═════ GIVEN TEXT

Muscat of Alexander production in California will likely increase about 25 percent annually from 2012-2016 which DiBuduo calls “good, on-target growth.” The increase could quash Moscato wine imports.

“Bye-bye imported Moscato,” DiBuduo chuckled.

DiBuduo discussed last year’s record-breaking California wine grape crop. The National Agricultural Statistics Service estimates the 2012 California grape crush at 4,383,100 tons, up 13 percent from the previous year.

“The record 2012 crop was a blessing, not a curse,” DiBuduo said. “The immediate future looks relatively balanced regarding supply and demand.”

DiBuduo discussed grape price upswings over the last two years.

The increases are tied to: a relatively weak U.S. dollar expected to remain weak; competition from alternative crops, primarily almonds; and forethought by California buyers who bought more wine grapes on the spot market due to the worldwide shortage of grapes.

“California growers were very lucky to play the spot market,” DiBuduo said.

As the 2013 crop year begins, what prices can California growers expect for wine grapes? DiBuduo believes last year’s wine grape prices will serve as a starting point for 2013. A higher price would be based on market demand.

A myriad of factors impact the California wine grape industry, DiBuduo concluded, including global competition, economic uncertainty, regulation and taxation, fluctuating crop sizes tied to weather, plus “indecisive and fickle consumers.”

══════════
═════ DATA LISTING

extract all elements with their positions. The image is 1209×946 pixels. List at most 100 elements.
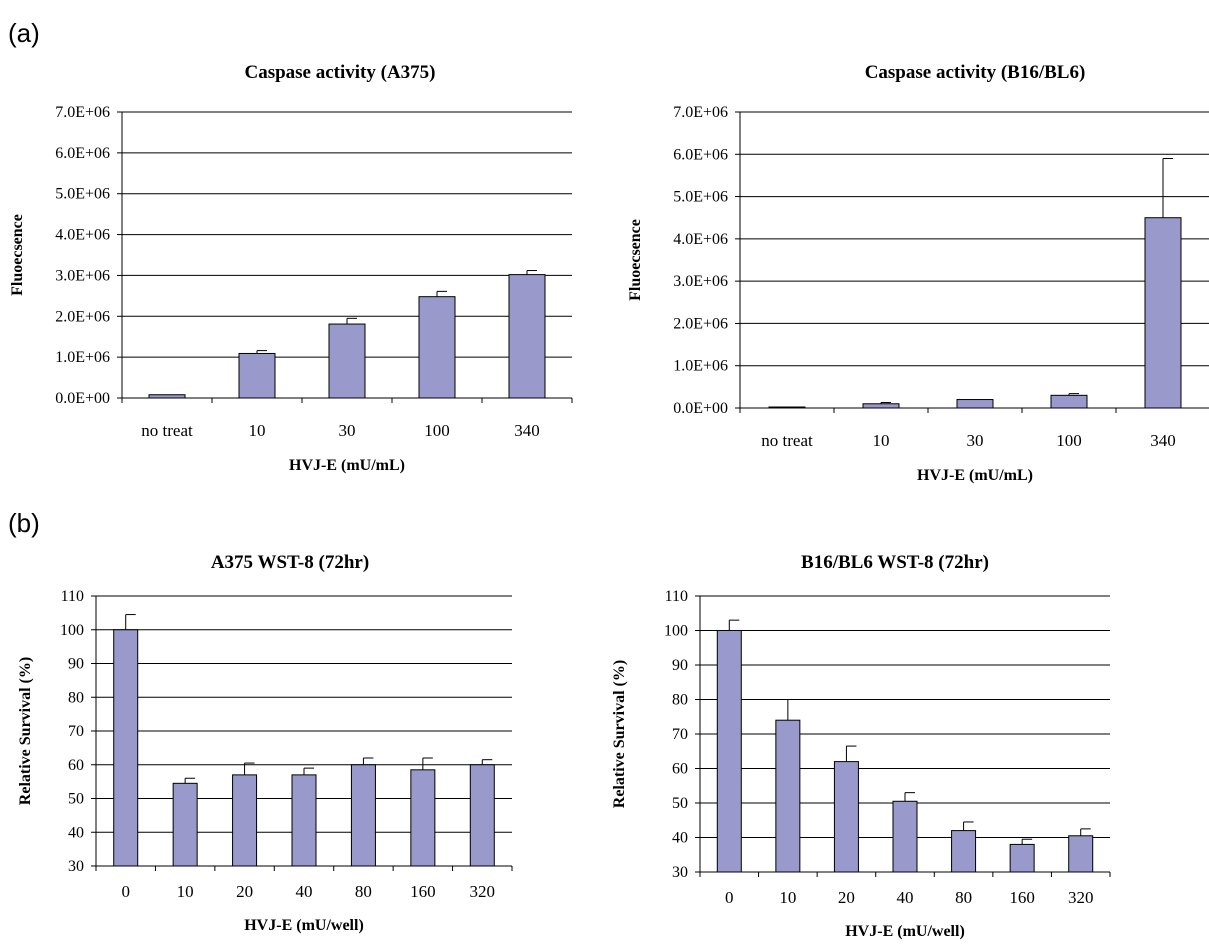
category-label: 320 <box>1068 888 1094 907</box>
category-label: 160 <box>1009 888 1035 907</box>
y-tick-label: 1.0E+06 <box>55 349 110 366</box>
category-label: no treat <box>141 421 193 440</box>
y-tick-label: 70 <box>672 726 688 743</box>
bar <box>291 774 317 867</box>
bar <box>328 323 366 399</box>
bar <box>716 630 742 873</box>
category-label: 10 <box>177 882 194 901</box>
y-tick-label: 110 <box>61 588 84 605</box>
y-tick-label: 2.0E+06 <box>55 308 110 325</box>
y-tick-label: 60 <box>672 761 688 778</box>
y-tick-label: 30 <box>68 858 84 875</box>
category-label: 40 <box>897 888 914 907</box>
bar <box>956 399 994 409</box>
y-tick-label: 5.0E+06 <box>55 186 110 203</box>
y-tick-label: 7.0E+06 <box>673 104 728 121</box>
y-axis-label: Fluoecsence <box>9 214 26 296</box>
y-tick-label: 90 <box>672 657 688 674</box>
bar <box>469 764 495 867</box>
y-tick-label: 100 <box>60 622 84 639</box>
y-tick-label: 2.0E+06 <box>673 315 728 332</box>
y-axis-label: Relative Survival (%) <box>611 660 628 808</box>
category-label: 80 <box>355 882 372 901</box>
y-tick-label: 40 <box>68 824 84 841</box>
bar <box>1050 394 1088 409</box>
chart-title: Caspase activity (B16/BL6) <box>865 62 1086 83</box>
y-tick-label: 40 <box>672 830 688 847</box>
category-label: 100 <box>1056 431 1082 450</box>
x-axis-label: HVJ-E (mU/mL) <box>289 457 405 474</box>
category-label: 340 <box>514 421 540 440</box>
y-tick-label: 3.0E+06 <box>673 273 728 290</box>
bar <box>951 830 977 873</box>
bar <box>418 296 456 399</box>
bar <box>172 782 198 867</box>
y-axis-label: Fluoecsence <box>627 219 644 301</box>
bar <box>892 800 918 873</box>
bar <box>1009 843 1035 873</box>
y-tick-label: 70 <box>68 723 84 740</box>
x-axis-label: HVJ-E (mU/well) <box>244 917 364 934</box>
category-label: 30 <box>967 431 984 450</box>
y-tick-label: 50 <box>68 791 84 808</box>
bar <box>148 394 186 399</box>
y-tick-label: 5.0E+06 <box>673 189 728 206</box>
y-tick-label: 50 <box>672 795 688 812</box>
y-tick-label: 0.0E+00 <box>55 390 110 407</box>
bar <box>768 406 806 409</box>
category-label: 0 <box>725 888 734 907</box>
caspase-a375-chart: 0.0E+00 1.0E+06 2.0E+06 3.0E+06 4.0E+06 5.0E+… <box>9 62 573 474</box>
category-label: 340 <box>1150 431 1176 450</box>
bar <box>350 764 376 867</box>
bar <box>113 629 139 867</box>
bar <box>833 761 859 873</box>
bar <box>775 719 801 873</box>
y-axis-label: Relative Survival (%) <box>17 657 34 805</box>
category-label: 0 <box>121 882 130 901</box>
x-axis-label: HVJ-E (mU/well) <box>845 923 965 940</box>
category-label: 20 <box>838 888 855 907</box>
category-label: 10 <box>249 421 266 440</box>
bar <box>238 352 276 399</box>
category-label: 100 <box>424 421 450 440</box>
y-tick-label: 7.0E+06 <box>55 104 110 121</box>
category-label: 10 <box>873 431 890 450</box>
category-label: 80 <box>955 888 972 907</box>
panel-label-b: (b) <box>8 508 40 538</box>
category-label: 30 <box>339 421 356 440</box>
b16bl6-wst8-chart: 30 40 50 60 70 80 90 100 110 0 10 20 40 80 160 320 B16/B… <box>611 552 1111 940</box>
y-tick-label: 110 <box>665 588 688 605</box>
y-tick-label: 30 <box>672 864 688 881</box>
bar <box>508 274 546 399</box>
category-label: 20 <box>236 882 253 901</box>
y-tick-label: 80 <box>672 692 688 709</box>
y-tick-label: 80 <box>68 689 84 706</box>
caspase-b16bl6-chart: 0.0E+00 1.0E+06 2.0E+06 3.0E+06 4.0E+06 5.0E+… <box>627 62 1209 484</box>
category-label: 320 <box>470 882 496 901</box>
bar <box>232 774 258 867</box>
panel-label-a: (a) <box>8 18 40 48</box>
category-label: 40 <box>296 882 313 901</box>
y-tick-label: 4.0E+06 <box>55 227 110 244</box>
y-tick-label: 0.0E+00 <box>673 400 728 417</box>
a375-wst8-chart: 30 40 50 60 70 80 90 100 110 0 10 20 40 80 160 320 A375 … <box>17 552 513 934</box>
bar <box>1068 835 1094 873</box>
bar <box>1144 217 1182 409</box>
bar <box>862 403 900 409</box>
y-tick-label: 1.0E+06 <box>673 358 728 375</box>
chart-title: Caspase activity (A375) <box>244 62 435 83</box>
category-label: 160 <box>410 882 436 901</box>
y-tick-label: 6.0E+06 <box>673 146 728 163</box>
chart-title: A375 WST-8 (72hr) <box>211 552 369 573</box>
chart-title: B16/BL6 WST-8 (72hr) <box>801 552 989 573</box>
y-tick-label: 4.0E+06 <box>673 231 728 248</box>
category-label: no treat <box>761 431 813 450</box>
x-axis-label: HVJ-E (mU/mL) <box>917 467 1033 484</box>
y-tick-label: 100 <box>664 623 688 640</box>
y-tick-label: 90 <box>68 656 84 673</box>
y-tick-label: 6.0E+06 <box>55 145 110 162</box>
category-label: 10 <box>779 888 796 907</box>
y-tick-label: 60 <box>68 757 84 774</box>
bar <box>410 769 436 867</box>
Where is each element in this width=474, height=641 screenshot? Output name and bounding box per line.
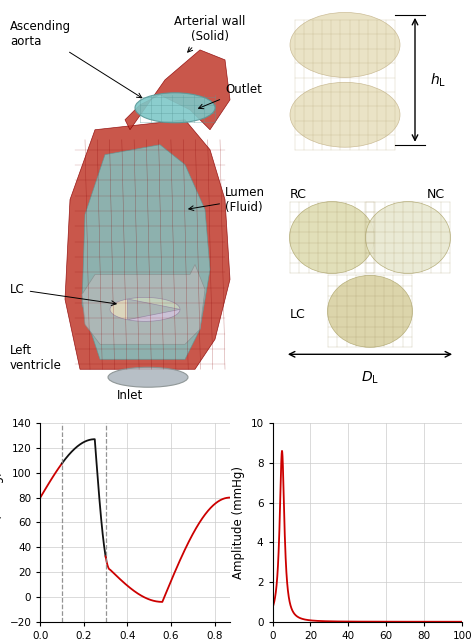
Text: Lumen
(Fluid): Lumen (Fluid) xyxy=(189,186,265,213)
Text: $h_{\rm L}$: $h_{\rm L}$ xyxy=(430,71,446,88)
Y-axis label: Pressure (mmHg): Pressure (mmHg) xyxy=(0,471,4,574)
Text: Left
ventricle: Left ventricle xyxy=(10,344,62,372)
Polygon shape xyxy=(128,310,180,321)
Ellipse shape xyxy=(328,276,412,347)
Text: RC: RC xyxy=(290,188,307,201)
Text: Outlet: Outlet xyxy=(199,83,262,109)
Polygon shape xyxy=(82,265,205,344)
Polygon shape xyxy=(128,297,180,310)
Text: $D_{\rm L}$: $D_{\rm L}$ xyxy=(361,369,379,386)
Text: Inlet: Inlet xyxy=(117,389,143,402)
Ellipse shape xyxy=(290,12,400,78)
Polygon shape xyxy=(65,120,230,369)
Ellipse shape xyxy=(135,93,215,123)
Text: LC: LC xyxy=(10,283,116,306)
Text: NC: NC xyxy=(427,188,445,201)
Ellipse shape xyxy=(365,202,450,274)
Polygon shape xyxy=(125,50,230,129)
Text: Ascending
aorta: Ascending aorta xyxy=(10,20,142,97)
Ellipse shape xyxy=(108,367,188,387)
Text: LC: LC xyxy=(290,308,306,321)
Y-axis label: Amplitude (mmHg): Amplitude (mmHg) xyxy=(232,466,245,579)
Polygon shape xyxy=(82,145,210,360)
Polygon shape xyxy=(110,299,128,320)
Ellipse shape xyxy=(290,82,400,147)
Ellipse shape xyxy=(290,202,374,274)
Text: Arterial wall
(Solid): Arterial wall (Solid) xyxy=(174,15,246,52)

══════════

(TASKS)
**A.** Decide whether each statement agrees with the wine grape article, answering yes or no and quoting the deciding words: (i) The 2012 California grape crush was estimated to be up 13 percent from the year before. (ii) Muscat of Alexander production is expected to grow about 25 percent each year from 2012 to 2016. (iii) DiBuduo called the record 2012 crop a curse.
**B.** In the listing, reproduce the lines between the one holding "category-label: 320 <box>1068" and the one holding "y-tick-label: 110 <box>61 588 84 605</box>", inclusive.
The wine grape article and the listing have nothing to do with each other.

(SOLUTIONS BELOW)
**A.**
(i) Yes: "The National Agricultural Statistics Service estimates the 2012 California grape crush at 4,383,100 tons, up 13 percent from the previous year."
(ii) Yes: "Muscat of Alexander production in California will likely increase about 25 percent annually from 2012-2016"
(iii) No: "The record 2012 crop was a blessing, not a curse"

**B.**
category-label: 320 <box>1068 888 1094 907</box>
category-label: 160 <box>1009 888 1035 907</box>
y-tick-label: 1.0E+06 <box>55 349 110 366</box>
category-label: no treat <box>141 421 193 440</box>
y-tick-label: 70 <box>672 726 688 743</box>
bar <box>291 774 317 867</box>
bar <box>328 323 366 399</box>
bar <box>716 630 742 873</box>
category-label: 10 <box>177 882 194 901</box>
y-tick-label: 110 <box>61 588 84 605</box>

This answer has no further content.